Dataset entries
####

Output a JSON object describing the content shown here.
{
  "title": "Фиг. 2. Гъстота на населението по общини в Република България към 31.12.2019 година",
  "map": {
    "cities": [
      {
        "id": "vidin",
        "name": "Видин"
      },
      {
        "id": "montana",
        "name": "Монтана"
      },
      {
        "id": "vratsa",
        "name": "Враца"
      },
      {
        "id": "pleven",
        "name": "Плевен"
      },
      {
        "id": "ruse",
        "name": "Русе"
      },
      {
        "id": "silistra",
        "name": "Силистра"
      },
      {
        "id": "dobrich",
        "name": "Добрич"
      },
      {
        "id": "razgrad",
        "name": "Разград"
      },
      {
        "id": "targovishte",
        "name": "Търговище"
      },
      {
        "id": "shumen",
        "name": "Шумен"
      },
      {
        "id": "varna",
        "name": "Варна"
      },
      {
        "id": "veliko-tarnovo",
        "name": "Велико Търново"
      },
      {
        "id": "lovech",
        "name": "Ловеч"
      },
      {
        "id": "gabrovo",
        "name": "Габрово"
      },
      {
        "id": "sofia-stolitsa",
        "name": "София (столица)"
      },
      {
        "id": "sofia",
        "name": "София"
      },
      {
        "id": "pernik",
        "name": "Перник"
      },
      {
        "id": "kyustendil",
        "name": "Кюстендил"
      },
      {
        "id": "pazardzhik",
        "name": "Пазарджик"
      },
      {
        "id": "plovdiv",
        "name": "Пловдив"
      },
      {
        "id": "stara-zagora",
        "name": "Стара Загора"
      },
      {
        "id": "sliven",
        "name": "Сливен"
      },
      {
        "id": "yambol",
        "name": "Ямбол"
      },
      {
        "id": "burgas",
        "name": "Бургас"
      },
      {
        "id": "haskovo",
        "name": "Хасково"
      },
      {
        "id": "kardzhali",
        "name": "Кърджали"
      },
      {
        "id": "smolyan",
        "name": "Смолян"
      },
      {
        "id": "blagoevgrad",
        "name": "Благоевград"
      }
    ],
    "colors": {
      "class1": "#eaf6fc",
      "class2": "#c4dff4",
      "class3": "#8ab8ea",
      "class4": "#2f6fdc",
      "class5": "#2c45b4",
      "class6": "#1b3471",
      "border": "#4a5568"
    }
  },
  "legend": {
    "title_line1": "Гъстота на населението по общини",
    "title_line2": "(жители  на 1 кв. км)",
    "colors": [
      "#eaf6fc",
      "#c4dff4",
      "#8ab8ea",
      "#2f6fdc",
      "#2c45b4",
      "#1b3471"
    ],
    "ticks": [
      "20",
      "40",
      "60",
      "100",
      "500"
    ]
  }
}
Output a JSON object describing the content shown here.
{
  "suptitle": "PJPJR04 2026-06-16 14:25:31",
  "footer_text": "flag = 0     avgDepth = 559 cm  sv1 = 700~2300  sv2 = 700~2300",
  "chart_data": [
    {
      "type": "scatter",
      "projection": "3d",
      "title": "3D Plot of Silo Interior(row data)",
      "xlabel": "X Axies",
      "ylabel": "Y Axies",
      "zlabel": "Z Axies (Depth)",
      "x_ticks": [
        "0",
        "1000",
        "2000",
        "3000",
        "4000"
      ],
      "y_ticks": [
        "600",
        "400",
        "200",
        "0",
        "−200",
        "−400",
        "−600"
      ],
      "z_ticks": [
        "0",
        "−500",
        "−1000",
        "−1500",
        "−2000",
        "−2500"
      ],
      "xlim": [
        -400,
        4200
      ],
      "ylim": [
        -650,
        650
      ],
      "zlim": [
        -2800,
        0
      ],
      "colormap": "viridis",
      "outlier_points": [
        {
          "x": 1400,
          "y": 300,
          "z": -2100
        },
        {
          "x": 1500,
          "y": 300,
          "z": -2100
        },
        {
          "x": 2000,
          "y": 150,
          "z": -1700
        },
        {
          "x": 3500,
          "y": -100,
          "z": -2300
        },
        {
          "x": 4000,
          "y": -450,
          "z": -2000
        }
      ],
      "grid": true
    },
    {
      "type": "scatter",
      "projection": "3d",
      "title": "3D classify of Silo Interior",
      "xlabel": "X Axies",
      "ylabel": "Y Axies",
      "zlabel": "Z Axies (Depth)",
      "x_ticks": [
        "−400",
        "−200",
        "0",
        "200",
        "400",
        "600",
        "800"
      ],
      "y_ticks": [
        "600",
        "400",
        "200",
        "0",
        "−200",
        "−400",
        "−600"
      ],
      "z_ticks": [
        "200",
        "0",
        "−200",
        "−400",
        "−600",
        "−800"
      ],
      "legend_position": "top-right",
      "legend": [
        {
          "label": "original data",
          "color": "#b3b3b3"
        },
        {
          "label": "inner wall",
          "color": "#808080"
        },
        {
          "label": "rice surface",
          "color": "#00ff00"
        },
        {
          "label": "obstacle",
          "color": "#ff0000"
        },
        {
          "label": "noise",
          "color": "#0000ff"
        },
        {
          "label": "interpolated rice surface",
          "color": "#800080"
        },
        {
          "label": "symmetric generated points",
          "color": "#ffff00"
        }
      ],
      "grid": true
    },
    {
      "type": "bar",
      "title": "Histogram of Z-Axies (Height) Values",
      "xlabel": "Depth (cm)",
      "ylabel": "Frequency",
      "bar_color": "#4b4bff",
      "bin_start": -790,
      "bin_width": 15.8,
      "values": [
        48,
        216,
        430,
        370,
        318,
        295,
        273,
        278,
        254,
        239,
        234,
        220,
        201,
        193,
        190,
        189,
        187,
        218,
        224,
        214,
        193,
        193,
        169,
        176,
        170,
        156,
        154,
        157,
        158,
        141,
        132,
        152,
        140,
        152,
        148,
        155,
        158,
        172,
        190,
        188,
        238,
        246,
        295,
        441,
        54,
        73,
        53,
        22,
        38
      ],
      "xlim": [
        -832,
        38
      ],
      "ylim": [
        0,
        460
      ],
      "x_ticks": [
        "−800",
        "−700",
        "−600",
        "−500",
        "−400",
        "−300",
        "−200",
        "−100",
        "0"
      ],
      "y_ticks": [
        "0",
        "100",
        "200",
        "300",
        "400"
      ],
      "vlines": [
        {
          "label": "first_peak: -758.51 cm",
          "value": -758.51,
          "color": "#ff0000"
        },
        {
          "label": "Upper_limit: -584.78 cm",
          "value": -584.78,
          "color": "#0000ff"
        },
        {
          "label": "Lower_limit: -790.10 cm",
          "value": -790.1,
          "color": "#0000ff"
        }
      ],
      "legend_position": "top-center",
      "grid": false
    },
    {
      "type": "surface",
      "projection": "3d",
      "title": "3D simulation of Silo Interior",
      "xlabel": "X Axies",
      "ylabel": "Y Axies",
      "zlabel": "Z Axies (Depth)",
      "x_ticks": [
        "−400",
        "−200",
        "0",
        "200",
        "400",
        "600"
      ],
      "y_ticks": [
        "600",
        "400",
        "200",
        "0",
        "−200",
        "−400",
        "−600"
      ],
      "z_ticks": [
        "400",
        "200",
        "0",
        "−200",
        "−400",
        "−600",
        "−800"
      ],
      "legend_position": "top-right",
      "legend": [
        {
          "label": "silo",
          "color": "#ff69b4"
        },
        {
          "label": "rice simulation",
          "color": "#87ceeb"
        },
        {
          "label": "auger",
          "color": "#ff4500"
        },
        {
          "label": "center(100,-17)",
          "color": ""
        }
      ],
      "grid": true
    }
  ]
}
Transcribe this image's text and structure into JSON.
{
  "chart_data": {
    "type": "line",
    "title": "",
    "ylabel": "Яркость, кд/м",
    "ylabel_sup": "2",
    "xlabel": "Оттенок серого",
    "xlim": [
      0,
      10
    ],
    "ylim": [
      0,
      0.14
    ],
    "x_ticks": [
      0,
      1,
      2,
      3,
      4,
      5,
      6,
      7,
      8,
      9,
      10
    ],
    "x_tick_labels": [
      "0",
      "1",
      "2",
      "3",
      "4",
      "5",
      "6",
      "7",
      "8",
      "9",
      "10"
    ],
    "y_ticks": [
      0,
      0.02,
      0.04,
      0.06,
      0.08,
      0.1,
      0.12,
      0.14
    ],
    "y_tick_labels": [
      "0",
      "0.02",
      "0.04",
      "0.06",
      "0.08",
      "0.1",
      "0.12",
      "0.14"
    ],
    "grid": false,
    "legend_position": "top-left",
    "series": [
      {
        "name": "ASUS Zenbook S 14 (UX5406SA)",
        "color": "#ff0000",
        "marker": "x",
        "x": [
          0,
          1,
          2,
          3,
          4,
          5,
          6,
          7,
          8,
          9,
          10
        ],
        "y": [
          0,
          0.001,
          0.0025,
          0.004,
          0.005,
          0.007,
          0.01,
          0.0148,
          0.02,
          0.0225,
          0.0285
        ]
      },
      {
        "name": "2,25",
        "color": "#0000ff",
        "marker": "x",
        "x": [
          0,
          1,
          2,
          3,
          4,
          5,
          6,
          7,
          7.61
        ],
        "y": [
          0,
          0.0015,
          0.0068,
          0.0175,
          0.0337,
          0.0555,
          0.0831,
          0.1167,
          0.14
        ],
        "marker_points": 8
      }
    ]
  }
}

####

THE REQUEST => Determine how many lines of this listing contain "center", and give only the number.

THE RESULT => 2